CHALLENGE:
Retype the records below exactly as they appear.

-.-.-

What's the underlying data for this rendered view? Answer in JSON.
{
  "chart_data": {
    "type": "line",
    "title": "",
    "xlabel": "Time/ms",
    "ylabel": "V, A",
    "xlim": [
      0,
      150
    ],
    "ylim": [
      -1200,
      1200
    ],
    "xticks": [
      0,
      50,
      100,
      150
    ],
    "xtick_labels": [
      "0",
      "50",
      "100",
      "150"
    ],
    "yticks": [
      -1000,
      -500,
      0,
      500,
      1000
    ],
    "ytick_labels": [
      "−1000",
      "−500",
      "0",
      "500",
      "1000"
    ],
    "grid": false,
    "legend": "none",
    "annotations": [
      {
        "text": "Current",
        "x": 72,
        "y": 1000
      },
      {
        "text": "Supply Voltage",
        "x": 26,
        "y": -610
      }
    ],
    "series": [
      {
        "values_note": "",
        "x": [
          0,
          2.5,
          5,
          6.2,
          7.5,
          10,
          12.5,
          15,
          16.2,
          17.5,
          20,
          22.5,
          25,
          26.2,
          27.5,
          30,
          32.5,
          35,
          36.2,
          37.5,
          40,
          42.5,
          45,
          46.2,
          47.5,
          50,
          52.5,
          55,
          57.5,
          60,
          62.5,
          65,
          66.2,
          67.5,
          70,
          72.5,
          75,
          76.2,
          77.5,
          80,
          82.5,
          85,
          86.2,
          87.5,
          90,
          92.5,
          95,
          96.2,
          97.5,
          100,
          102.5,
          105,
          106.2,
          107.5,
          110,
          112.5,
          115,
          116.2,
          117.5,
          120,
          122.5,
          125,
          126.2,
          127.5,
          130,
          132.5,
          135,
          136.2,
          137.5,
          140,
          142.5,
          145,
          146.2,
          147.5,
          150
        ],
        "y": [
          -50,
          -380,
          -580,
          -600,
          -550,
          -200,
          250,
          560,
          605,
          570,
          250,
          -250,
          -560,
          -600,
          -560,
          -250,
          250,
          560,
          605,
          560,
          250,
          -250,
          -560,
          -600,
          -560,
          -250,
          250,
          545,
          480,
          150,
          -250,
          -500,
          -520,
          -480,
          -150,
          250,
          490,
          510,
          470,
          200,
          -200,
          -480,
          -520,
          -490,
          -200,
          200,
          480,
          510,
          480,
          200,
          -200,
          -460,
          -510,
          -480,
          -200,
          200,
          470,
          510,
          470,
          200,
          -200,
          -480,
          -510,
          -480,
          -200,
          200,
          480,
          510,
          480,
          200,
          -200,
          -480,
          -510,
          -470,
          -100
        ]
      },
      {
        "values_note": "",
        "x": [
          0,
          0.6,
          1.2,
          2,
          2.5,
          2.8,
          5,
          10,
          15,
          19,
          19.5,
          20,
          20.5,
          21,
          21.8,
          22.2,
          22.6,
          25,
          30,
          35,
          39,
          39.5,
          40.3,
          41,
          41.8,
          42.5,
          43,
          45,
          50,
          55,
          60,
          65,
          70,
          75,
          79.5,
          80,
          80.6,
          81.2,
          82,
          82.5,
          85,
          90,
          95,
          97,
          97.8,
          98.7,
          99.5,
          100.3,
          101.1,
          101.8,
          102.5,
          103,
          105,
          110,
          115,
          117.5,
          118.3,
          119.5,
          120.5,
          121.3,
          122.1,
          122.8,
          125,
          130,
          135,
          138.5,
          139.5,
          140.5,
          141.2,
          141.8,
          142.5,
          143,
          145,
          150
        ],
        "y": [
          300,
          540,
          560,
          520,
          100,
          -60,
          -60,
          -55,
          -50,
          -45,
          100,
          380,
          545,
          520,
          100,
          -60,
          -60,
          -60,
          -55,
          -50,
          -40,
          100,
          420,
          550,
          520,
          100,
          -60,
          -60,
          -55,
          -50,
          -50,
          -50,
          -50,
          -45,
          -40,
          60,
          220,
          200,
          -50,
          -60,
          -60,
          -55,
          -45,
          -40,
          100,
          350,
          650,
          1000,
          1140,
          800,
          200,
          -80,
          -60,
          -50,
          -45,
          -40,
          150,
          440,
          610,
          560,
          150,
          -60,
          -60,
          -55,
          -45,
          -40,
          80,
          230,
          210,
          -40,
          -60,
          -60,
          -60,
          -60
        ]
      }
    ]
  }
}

-.-.-

EXERCISE RESPONSE:
What's the underlying data for this rendered view? Answer in JSON.
{
  "chart_data": {
    "type": "line",
    "title": "",
    "xlabel": "Time/ms",
    "ylabel": "V, A",
    "xlim": [
      0,
      150
    ],
    "ylim": [
      -1200,
      1200
    ],
    "xticks": [
      0,
      50,
      100,
      150
    ],
    "xtick_labels": [
      "0",
      "50",
      "100",
      "150"
    ],
    "yticks": [
      -1000,
      -500,
      0,
      500,
      1000
    ],
    "ytick_labels": [
      "−1000",
      "−500",
      "0",
      "500",
      "1000"
    ],
    "grid": false,
    "legend": "none",
    "annotations": [
      {
        "text": "Current",
        "x": 72,
        "y": 1000
      },
      {
        "text": "Supply Voltage",
        "x": 26,
        "y": -610
      }
    ],
    "series": [
      {
        "values_note": "",
        "x": [
          0,
          2.5,
          5,
          6.2,
          7.5,
          10,
          12.5,
          15,
          16.2,
          17.5,
          20,
          22.5,
          25,
          26.2,
          27.5,
          30,
          32.5,
          35,
          36.2,
          37.5,
          40,
          42.5,
          45,
          46.2,
          47.5,
          50,
          52.5,
          55,
          57.5,
          60,
          62.5,
          65,
          66.2,
          67.5,
          70,
          72.5,
          75,
          76.2,
          77.5,
          80,
          82.5,
          85,
          86.2,
          87.5,
          90,
          92.5,
          95,
          96.2,
          97.5,
          100,
          102.5,
          105,
          106.2,
          107.5,
          110,
          112.5,
          115,
          116.2,
          117.5,
          120,
          122.5,
          125,
          126.2,
          127.5,
          130,
          132.5,
          135,
          136.2,
          137.5,
          140,
          142.5,
          145,
          146.2,
          147.5,
          150
        ],
        "y": [
          -50,
          -380,
          -580,
          -600,
          -550,
          -200,
          250,
          560,
          605,
          570,
          250,
          -250,
          -560,
          -600,
          -560,
          -250,
          250,
          560,
          605,
          560,
          250,
          -250,
          -560,
          -600,
          -560,
          -250,
          250,
          545,
          480,
          150,
          -250,
          -500,
          -520,
          -480,
          -150,
          250,
          490,
          510,
          470,
          200,
          -200,
          -480,
          -520,
          -490,
          -200,
          200,
          480,
          510,
          480,
          200,
          -200,
          -460,
          -510,
          -480,
          -200,
          200,
          470,
          510,
          470,
          200,
          -200,
          -480,
          -510,
          -480,
          -200,
          200,
          480,
          510,
          480,
          200,
          -200,
          -480,
          -510,
          -470,
          -100
        ]
      },
      {
        "values_note": "",
        "x": [
          0,
          0.6,
          1.2,
          2,
          2.5,
          2.8,
          5,
          10,
          15,
          19,
          19.5,
          20,
          20.5,
          21,
          21.8,
          22.2,
          22.6,
          25,
          30,
          35,
          39,
          39.5,
          40.3,
          41,
          41.8,
          42.5,
          43,
          45,
          50,
          55,
          60,
          65,
          70,
          75,
          79.5,
          80,
          80.6,
          81.2,
          82,
          82.5,
          85,
          90,
          95,
          97,
          97.8,
          98.7,
          99.5,
          100.3,
          101.1,
          101.8,
          102.5,
          103,
          105,
          110,
          115,
          117.5,
          118.3,
          119.5,
          120.5,
          121.3,
          122.1,
          122.8,
          125,
          130,
          135,
          138.5,
          139.5,
          140.5,
          141.2,
          141.8,
          142.5,
          143,
          145,
          150
        ],
        "y": [
          300,
          540,
          560,
          520,
          100,
          -60,
          -60,
          -55,
          -50,
          -45,
          100,
          380,
          545,
          520,
          100,
          -60,
          -60,
          -60,
          -55,
          -50,
          -40,
          100,
          420,
          550,
          520,
          100,
          -60,
          -60,
          -55,
          -50,
          -50,
          -50,
          -50,
          -45,
          -40,
          60,
          220,
          200,
          -50,
          -60,
          -60,
          -55,
          -45,
          -40,
          100,
          350,
          650,
          1000,
          1140,
          800,
          200,
          -80,
          -60,
          -50,
          -45,
          -40,
          150,
          440,
          610,
          560,
          150,
          -60,
          -60,
          -55,
          -45,
          -40,
          80,
          230,
          210,
          -40,
          -60,
          -60,
          -60,
          -60
        ]
      }
    ]
  }
}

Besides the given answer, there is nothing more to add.